**Your instructions:**
Rewrite the part of the Danjiangkou Dam text starting with "- Elevation at" and going on through "large Danjiangkou Reservoir.", replacing "Power Station" with "Generating Station".

Passage to read START

- Map of reservoir (dam in red)
- Country: China
- Location: Danjiangkou
- Coordinates: 32°33′22″N 111°29′17″E﻿ / ﻿32.55611°N 111.48806°E
- Construction began: 1958
- Opening date: 1973

Dam and spillways
- Impounds: Han river
- Height: 111.6 m (366 ft)
- Length: 2,494 m (8,182 ft)
- Elevation at crest: 176.6 m (579 ft)

Reservoir
- Creates: Danjiangkou Reservoir
- Total capacity: 17,450,000,000 m^{3} (14,146,945 acre⋅ft)

Power Station
- Commission date: 1968-1973
- Turbines: 6 x 150 MW
- Installed capacity: 900 MW

= Danjiangkou Dam =

The Danjiangkou Dam (丹江口大坝 (Dānjiāngkǒu Dàbà)) is a concrete gravity dam on the Han river near Danjiangkou in Hubei Province, China. The original dam was constructed between 1958 and 1973. The dam creates a large Danjiangkou Reservoir.

In the 21st century, the Danjiangkou Dam became part of the South-North Water Transfer Project. In 2005–2009, its height was raised in order to increase the reservoir's capacity.

Passage to read END
Input data START

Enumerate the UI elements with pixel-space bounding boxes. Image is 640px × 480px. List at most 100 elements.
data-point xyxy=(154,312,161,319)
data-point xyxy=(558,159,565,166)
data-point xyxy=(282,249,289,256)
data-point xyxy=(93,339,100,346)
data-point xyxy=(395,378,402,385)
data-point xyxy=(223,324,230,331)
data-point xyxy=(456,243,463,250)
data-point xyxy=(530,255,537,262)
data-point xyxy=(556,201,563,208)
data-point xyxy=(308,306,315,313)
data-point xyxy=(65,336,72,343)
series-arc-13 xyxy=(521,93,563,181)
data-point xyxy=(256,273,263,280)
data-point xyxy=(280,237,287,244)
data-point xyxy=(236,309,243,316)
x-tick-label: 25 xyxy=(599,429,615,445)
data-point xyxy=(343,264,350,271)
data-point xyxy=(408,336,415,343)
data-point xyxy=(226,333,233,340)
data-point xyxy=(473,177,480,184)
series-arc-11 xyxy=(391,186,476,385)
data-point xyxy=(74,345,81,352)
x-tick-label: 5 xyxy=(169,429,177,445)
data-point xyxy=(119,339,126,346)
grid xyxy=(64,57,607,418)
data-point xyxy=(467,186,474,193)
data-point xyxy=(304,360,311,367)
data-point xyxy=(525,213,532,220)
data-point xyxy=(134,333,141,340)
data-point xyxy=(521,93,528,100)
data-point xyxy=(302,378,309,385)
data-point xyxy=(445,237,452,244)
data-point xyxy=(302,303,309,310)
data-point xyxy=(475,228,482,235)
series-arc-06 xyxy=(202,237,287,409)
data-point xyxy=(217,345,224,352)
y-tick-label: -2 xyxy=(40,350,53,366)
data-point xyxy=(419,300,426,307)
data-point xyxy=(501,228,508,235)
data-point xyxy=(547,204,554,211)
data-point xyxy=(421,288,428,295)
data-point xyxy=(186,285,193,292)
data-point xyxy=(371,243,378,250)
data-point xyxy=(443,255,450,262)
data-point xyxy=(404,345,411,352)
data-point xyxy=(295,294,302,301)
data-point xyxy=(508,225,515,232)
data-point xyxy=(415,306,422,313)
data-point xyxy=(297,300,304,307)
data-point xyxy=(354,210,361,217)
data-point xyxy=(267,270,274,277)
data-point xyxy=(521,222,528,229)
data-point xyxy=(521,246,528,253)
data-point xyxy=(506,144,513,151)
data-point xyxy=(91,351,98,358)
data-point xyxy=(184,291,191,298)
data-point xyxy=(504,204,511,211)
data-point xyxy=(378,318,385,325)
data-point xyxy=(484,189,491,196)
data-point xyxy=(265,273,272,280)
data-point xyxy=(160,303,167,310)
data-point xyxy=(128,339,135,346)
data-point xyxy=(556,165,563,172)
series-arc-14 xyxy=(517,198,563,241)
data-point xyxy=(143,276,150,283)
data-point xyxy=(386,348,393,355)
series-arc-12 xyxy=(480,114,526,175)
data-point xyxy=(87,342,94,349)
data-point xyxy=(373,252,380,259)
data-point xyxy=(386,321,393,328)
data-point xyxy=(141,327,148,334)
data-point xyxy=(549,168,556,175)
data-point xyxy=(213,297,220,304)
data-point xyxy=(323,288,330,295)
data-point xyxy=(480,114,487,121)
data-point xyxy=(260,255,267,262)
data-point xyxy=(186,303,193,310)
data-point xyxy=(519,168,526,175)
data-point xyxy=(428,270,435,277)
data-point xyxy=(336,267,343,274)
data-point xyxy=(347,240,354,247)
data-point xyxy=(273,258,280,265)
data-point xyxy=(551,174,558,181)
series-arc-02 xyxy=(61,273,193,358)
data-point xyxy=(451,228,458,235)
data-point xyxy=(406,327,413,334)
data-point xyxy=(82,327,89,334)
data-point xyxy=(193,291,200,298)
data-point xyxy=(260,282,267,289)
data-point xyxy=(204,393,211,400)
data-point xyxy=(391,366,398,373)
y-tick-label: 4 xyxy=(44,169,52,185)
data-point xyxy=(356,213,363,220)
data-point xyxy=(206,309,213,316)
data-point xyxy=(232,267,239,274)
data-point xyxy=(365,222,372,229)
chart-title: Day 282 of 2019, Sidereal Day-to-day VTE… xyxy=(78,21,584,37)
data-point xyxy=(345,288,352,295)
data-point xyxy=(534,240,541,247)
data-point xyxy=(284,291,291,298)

Input data END

**Task answer:**
- Elevation at crest: 176.6 m (579 ft)

Reservoir
- Creates: Danjiangkou Reservoir
- Total capacity: 17,450,000,000 m^{3} (14,146,945 acre⋅ft)

Generating Station
- Commission date: 1968-1973
- Turbines: 6 x 150 MW
- Installed capacity: 900 MW

= Danjiangkou Dam =

The Danjiangkou Dam (丹江口大坝 (Dānjiāngkǒu Dàbà)) is a concrete gravity dam on the Han river near Danjiangkou in Hubei Province, China. The original dam was constructed between 1958 and 1973. The dam creates a large Danjiangkou Reservoir.